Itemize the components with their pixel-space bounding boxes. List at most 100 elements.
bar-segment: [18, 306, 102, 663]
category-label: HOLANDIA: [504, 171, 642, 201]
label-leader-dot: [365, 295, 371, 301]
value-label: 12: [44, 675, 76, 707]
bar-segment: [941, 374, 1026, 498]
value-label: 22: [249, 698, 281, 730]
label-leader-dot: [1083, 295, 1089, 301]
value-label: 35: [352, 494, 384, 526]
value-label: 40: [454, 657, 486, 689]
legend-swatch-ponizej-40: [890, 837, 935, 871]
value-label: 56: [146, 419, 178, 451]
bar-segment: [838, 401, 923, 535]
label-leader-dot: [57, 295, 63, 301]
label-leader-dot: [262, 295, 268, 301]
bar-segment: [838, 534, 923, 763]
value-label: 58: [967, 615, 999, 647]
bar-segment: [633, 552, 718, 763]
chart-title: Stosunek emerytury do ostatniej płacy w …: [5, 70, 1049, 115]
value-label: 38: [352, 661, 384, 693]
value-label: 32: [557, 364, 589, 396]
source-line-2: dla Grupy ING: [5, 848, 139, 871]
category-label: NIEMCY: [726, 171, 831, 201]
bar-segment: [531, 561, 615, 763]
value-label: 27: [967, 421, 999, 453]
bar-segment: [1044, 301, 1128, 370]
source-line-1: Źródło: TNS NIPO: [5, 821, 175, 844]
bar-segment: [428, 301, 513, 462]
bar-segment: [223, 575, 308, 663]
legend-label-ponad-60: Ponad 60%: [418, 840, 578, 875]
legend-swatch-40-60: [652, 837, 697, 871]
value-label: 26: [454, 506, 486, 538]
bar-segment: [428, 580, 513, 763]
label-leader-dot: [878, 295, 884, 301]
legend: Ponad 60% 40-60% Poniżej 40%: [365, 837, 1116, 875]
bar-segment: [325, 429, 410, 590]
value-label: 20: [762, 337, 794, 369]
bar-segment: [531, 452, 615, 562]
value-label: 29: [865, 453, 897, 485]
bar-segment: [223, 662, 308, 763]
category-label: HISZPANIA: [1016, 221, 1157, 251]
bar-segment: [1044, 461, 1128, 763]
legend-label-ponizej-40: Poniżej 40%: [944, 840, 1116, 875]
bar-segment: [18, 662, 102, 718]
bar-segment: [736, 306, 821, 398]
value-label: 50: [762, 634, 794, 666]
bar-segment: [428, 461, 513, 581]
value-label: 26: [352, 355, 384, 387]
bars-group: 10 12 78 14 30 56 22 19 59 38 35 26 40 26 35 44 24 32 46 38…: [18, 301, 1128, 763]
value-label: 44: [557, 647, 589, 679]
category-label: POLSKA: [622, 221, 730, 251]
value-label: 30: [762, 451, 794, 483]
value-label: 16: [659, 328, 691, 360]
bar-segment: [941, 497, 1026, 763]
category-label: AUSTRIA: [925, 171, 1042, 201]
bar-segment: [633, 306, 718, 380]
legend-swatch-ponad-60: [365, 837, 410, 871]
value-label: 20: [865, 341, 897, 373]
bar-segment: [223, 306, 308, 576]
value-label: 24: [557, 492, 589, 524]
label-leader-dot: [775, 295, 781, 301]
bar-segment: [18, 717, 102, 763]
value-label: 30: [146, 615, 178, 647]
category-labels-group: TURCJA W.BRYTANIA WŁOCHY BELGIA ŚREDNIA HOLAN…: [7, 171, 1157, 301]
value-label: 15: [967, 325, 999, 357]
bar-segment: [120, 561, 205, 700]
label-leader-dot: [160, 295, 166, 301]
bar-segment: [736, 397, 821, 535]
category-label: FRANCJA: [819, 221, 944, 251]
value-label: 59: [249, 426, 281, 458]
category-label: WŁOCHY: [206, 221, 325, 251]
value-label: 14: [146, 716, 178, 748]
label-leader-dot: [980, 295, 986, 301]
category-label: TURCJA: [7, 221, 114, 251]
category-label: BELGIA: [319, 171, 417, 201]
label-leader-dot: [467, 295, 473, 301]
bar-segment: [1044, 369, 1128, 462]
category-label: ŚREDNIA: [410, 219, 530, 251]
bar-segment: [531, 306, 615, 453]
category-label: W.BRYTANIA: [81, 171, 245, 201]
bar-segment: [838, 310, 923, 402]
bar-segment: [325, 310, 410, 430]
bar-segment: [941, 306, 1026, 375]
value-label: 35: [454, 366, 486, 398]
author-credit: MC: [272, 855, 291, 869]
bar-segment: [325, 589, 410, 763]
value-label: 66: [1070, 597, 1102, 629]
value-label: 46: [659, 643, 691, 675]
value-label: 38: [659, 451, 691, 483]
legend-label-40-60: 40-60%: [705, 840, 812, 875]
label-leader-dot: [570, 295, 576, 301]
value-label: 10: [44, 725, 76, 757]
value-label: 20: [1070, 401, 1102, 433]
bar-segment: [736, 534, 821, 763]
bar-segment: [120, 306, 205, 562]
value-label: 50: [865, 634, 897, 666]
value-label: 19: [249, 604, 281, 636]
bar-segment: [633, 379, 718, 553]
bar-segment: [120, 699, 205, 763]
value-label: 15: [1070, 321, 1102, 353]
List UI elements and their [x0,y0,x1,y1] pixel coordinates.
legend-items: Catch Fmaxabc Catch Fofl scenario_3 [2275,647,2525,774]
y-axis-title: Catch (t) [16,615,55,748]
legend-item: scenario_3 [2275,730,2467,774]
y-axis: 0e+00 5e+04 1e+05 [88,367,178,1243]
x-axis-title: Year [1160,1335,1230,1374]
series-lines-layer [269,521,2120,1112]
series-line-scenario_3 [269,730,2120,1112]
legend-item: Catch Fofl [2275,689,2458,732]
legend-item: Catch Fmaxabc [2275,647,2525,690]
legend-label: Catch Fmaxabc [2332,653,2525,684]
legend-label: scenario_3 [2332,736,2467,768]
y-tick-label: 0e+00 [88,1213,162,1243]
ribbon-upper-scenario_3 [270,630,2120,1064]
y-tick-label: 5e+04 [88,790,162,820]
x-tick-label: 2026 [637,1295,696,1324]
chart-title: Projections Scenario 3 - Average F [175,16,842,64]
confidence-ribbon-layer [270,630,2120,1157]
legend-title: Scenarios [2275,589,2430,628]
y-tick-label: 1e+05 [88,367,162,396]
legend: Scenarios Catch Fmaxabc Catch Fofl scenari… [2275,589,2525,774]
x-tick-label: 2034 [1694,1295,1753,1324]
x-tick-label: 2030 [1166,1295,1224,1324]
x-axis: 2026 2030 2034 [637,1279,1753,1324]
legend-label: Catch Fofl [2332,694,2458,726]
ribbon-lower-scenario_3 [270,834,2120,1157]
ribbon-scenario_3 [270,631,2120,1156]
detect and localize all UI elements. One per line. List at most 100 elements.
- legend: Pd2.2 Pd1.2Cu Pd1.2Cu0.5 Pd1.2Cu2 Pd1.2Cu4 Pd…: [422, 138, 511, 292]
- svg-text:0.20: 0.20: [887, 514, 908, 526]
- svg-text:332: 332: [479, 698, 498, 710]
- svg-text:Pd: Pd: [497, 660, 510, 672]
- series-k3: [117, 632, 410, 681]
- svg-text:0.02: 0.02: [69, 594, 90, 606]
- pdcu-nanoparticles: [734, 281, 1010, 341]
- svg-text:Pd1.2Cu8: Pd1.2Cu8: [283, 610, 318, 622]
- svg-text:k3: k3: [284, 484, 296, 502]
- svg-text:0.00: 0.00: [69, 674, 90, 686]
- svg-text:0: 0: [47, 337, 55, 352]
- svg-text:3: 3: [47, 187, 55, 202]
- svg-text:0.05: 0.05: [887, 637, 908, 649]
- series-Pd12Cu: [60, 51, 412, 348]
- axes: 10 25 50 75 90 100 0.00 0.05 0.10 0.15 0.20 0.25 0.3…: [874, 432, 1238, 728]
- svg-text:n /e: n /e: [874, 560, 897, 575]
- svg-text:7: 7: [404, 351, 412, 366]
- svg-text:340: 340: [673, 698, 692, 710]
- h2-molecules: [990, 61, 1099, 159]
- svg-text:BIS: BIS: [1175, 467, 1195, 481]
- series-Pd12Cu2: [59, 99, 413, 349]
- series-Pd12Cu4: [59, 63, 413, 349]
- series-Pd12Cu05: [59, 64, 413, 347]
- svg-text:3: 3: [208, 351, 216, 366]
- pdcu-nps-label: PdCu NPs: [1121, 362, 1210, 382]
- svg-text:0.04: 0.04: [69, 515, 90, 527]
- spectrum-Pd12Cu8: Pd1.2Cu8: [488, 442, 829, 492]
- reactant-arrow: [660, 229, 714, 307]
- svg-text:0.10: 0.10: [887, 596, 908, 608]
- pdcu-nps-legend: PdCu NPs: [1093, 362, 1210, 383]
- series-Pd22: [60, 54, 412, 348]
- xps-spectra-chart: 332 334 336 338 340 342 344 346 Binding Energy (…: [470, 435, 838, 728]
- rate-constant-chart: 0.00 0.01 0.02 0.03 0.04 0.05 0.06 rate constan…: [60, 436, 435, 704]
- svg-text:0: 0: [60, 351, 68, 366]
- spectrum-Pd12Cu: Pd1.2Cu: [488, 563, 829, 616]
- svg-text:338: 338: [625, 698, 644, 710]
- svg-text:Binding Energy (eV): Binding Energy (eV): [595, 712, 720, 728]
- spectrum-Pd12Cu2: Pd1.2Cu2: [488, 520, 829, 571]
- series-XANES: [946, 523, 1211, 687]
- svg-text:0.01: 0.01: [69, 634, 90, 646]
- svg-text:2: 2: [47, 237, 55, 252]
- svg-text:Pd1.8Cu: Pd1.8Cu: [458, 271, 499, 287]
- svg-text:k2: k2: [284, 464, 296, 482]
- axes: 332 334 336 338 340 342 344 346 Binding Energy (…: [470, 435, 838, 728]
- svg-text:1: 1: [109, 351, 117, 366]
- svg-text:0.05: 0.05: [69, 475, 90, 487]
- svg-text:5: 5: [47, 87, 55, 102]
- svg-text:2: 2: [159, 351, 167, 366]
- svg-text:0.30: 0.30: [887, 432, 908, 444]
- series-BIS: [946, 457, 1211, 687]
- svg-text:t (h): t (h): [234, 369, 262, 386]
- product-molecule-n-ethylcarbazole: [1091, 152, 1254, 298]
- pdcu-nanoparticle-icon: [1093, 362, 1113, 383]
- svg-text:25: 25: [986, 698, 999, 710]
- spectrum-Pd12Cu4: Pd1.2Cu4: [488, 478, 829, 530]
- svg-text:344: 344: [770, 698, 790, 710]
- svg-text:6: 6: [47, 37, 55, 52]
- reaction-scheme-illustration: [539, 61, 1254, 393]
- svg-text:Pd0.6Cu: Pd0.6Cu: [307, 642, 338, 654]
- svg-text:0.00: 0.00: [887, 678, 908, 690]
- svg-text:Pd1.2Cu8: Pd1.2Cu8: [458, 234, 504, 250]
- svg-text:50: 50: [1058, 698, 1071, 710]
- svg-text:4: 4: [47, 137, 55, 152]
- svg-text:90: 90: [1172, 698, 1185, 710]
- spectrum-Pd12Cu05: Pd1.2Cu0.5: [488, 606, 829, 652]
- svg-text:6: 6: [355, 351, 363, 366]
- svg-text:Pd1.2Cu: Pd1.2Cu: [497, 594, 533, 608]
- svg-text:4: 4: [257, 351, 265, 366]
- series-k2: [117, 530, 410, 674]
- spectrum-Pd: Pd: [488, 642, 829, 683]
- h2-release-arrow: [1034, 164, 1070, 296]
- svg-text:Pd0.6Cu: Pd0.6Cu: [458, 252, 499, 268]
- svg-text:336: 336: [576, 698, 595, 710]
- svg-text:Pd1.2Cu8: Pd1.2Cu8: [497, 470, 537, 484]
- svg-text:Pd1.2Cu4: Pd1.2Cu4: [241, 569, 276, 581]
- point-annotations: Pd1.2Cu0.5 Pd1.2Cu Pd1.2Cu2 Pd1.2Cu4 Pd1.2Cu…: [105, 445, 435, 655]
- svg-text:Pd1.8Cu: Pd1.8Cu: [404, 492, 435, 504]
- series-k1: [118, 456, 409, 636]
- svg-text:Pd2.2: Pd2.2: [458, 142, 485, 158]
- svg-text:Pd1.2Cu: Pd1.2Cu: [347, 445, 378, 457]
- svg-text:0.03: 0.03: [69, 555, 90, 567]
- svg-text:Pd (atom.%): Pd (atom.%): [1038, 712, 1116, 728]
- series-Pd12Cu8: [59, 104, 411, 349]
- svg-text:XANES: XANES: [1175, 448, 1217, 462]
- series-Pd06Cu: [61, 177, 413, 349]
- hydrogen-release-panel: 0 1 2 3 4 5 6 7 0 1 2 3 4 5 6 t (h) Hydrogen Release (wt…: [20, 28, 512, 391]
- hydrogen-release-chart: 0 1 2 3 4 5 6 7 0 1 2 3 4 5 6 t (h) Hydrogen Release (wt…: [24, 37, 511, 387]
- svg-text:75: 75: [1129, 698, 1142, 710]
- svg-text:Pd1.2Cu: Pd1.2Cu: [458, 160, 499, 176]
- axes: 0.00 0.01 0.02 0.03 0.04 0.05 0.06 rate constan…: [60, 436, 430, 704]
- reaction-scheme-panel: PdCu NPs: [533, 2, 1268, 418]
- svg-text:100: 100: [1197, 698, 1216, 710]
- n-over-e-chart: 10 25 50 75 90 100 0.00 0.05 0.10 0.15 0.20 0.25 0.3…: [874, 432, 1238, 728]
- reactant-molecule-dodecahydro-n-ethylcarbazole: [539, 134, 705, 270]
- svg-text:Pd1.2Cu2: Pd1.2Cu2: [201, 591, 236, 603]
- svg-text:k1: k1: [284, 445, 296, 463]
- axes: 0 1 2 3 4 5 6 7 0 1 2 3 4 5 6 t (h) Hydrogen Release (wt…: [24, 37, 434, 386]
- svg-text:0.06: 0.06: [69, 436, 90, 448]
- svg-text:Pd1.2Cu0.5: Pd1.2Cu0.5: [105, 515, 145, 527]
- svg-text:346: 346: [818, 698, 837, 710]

====

Extract the stretch of the records from the start through the line containing "value-label: 40: [454, 657, 486, 689]", repeating each line exactly.

Itemize the components with their pixel-space bounding boxes. List at most 100 elements.
bar-segment: [18, 306, 102, 663]
category-label: HOLANDIA: [504, 171, 642, 201]
label-leader-dot: [365, 295, 371, 301]
value-label: 12: [44, 675, 76, 707]
bar-segment: [941, 374, 1026, 498]
value-label: 22: [249, 698, 281, 730]
label-leader-dot: [1083, 295, 1089, 301]
value-label: 35: [352, 494, 384, 526]
value-label: 40: [454, 657, 486, 689]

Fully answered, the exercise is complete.